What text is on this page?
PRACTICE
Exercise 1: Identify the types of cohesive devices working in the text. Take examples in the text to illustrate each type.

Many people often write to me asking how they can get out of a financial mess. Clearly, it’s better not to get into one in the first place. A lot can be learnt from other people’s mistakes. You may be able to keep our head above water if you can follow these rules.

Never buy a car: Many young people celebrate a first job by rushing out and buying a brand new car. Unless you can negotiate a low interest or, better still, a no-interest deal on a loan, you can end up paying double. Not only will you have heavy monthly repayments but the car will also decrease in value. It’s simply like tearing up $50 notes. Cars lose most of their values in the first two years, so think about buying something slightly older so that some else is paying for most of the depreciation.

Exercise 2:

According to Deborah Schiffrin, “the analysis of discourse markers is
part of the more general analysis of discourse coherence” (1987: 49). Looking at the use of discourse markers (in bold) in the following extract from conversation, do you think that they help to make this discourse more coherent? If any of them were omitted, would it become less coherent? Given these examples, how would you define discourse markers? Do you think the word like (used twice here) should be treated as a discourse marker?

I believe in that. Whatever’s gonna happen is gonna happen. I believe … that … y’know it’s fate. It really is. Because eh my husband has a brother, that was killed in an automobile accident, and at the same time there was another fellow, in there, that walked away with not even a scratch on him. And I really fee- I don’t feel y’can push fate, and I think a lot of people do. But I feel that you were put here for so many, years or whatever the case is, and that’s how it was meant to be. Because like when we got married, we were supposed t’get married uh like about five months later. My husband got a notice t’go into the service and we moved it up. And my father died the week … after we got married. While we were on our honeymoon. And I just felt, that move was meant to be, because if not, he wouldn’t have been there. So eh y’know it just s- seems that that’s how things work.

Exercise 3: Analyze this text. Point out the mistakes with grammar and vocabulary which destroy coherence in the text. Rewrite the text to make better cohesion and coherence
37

=======

What is needed – Select the lines from the entries that include the word "Exercise".

Reply –
Exercise 1: Identify the types of cohesive devices working in the text. Take examples in the text to illustrate each type.
Exercise 2:
Exercise 3: Analyze this text. Point out the mistakes with grammar and vocabulary which destroy coherence in the text. Rewrite the text to make better cohesion and coherence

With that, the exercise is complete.